Task brief: Tally each line where the word "ffffff" occurs, then give only the total.

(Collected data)
*****

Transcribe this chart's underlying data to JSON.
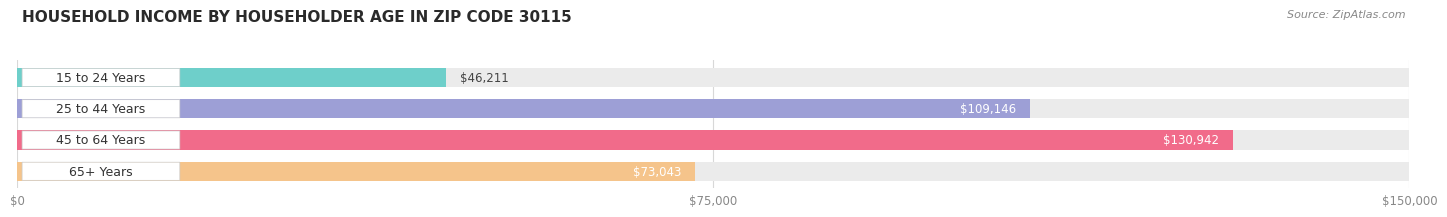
{
  "title": "HOUSEHOLD INCOME BY HOUSEHOLDER AGE IN ZIP CODE 30115",
  "source": "Source: ZipAtlas.com",
  "categories": [
    "15 to 24 Years",
    "25 to 44 Years",
    "45 to 64 Years",
    "65+ Years"
  ],
  "values": [
    46211,
    109146,
    130942,
    73043
  ],
  "bar_colors": [
    "#6ecfca",
    "#9d9fd6",
    "#f16b8a",
    "#f5c48b"
  ],
  "bar_bg_color": "#ebebeb",
  "value_labels": [
    "$46,211",
    "$109,146",
    "$130,942",
    "$73,043"
  ],
  "xlim": [
    0,
    150000
  ],
  "xticks": [
    0,
    75000,
    150000
  ],
  "xticklabels": [
    "$0",
    "$75,000",
    "$150,000"
  ],
  "title_fontsize": 11,
  "source_fontsize": 8,
  "label_fontsize": 9,
  "value_fontsize": 8.5,
  "bar_height": 0.62,
  "bg_color": "#ffffff",
  "pill_bg_color": "#ffffff",
  "pill_text_color": "#333333",
  "grid_color": "#d8d8d8",
  "tick_color": "#888888"
}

*****

Right answer: 2